[Source records]
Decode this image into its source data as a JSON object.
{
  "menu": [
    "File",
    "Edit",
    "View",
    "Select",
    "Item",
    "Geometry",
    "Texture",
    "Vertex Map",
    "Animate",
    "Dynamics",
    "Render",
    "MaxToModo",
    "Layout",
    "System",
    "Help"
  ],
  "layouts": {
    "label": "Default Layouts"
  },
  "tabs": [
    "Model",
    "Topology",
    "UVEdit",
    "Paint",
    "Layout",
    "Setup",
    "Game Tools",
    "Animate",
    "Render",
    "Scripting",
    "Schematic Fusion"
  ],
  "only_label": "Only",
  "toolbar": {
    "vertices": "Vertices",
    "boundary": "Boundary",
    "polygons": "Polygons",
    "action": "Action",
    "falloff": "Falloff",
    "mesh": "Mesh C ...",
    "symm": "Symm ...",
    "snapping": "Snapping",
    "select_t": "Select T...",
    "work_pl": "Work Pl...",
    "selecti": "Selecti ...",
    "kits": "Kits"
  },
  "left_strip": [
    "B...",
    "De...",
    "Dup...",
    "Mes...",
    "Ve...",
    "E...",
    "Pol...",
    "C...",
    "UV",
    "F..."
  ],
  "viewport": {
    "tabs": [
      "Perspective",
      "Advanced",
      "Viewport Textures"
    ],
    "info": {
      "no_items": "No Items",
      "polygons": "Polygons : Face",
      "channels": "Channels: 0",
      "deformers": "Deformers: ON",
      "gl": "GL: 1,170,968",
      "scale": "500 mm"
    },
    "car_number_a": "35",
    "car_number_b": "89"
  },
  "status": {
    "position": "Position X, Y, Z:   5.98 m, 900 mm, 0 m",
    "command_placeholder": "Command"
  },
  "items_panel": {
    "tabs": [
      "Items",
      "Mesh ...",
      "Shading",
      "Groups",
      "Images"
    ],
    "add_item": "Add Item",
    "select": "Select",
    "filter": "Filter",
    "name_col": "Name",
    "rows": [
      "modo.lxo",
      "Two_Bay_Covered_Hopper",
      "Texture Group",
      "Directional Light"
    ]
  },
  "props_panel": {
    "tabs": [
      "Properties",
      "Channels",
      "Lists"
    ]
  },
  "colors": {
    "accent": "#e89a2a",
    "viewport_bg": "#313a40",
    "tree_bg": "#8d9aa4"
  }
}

[Task to carry out] Go through the material above line by line and copy it exactly.

[Exercise result]
Decode this image into its source data as a JSON object.
{
  "menu": [
    "File",
    "Edit",
    "View",
    "Select",
    "Item",
    "Geometry",
    "Texture",
    "Vertex Map",
    "Animate",
    "Dynamics",
    "Render",
    "MaxToModo",
    "Layout",
    "System",
    "Help"
  ],
  "layouts": {
    "label": "Default Layouts"
  },
  "tabs": [
    "Model",
    "Topology",
    "UVEdit",
    "Paint",
    "Layout",
    "Setup",
    "Game Tools",
    "Animate",
    "Render",
    "Scripting",
    "Schematic Fusion"
  ],
  "only_label": "Only",
  "toolbar": {
    "vertices": "Vertices",
    "boundary": "Boundary",
    "polygons": "Polygons",
    "action": "Action",
    "falloff": "Falloff",
    "mesh": "Mesh C ...",
    "symm": "Symm ...",
    "snapping": "Snapping",
    "select_t": "Select T...",
    "work_pl": "Work Pl...",
    "selecti": "Selecti ...",
    "kits": "Kits"
  },
  "left_strip": [
    "B...",
    "De...",
    "Dup...",
    "Mes...",
    "Ve...",
    "E...",
    "Pol...",
    "C...",
    "UV",
    "F..."
  ],
  "viewport": {
    "tabs": [
      "Perspective",
      "Advanced",
      "Viewport Textures"
    ],
    "info": {
      "no_items": "No Items",
      "polygons": "Polygons : Face",
      "channels": "Channels: 0",
      "deformers": "Deformers: ON",
      "gl": "GL: 1,170,968",
      "scale": "500 mm"
    },
    "car_number_a": "35",
    "car_number_b": "89"
  },
  "status": {
    "position": "Position X, Y, Z:   5.98 m, 900 mm, 0 m",
    "command_placeholder": "Command"
  },
  "items_panel": {
    "tabs": [
      "Items",
      "Mesh ...",
      "Shading",
      "Groups",
      "Images"
    ],
    "add_item": "Add Item",
    "select": "Select",
    "filter": "Filter",
    "name_col": "Name",
    "rows": [
      "modo.lxo",
      "Two_Bay_Covered_Hopper",
      "Texture Group",
      "Directional Light"
    ]
  },
  "props_panel": {
    "tabs": [
      "Properties",
      "Channels",
      "Lists"
    ]
  },
  "colors": {
    "accent": "#e89a2a",
    "viewport_bg": "#313a40",
    "tree_bg": "#8d9aa4"
  }
}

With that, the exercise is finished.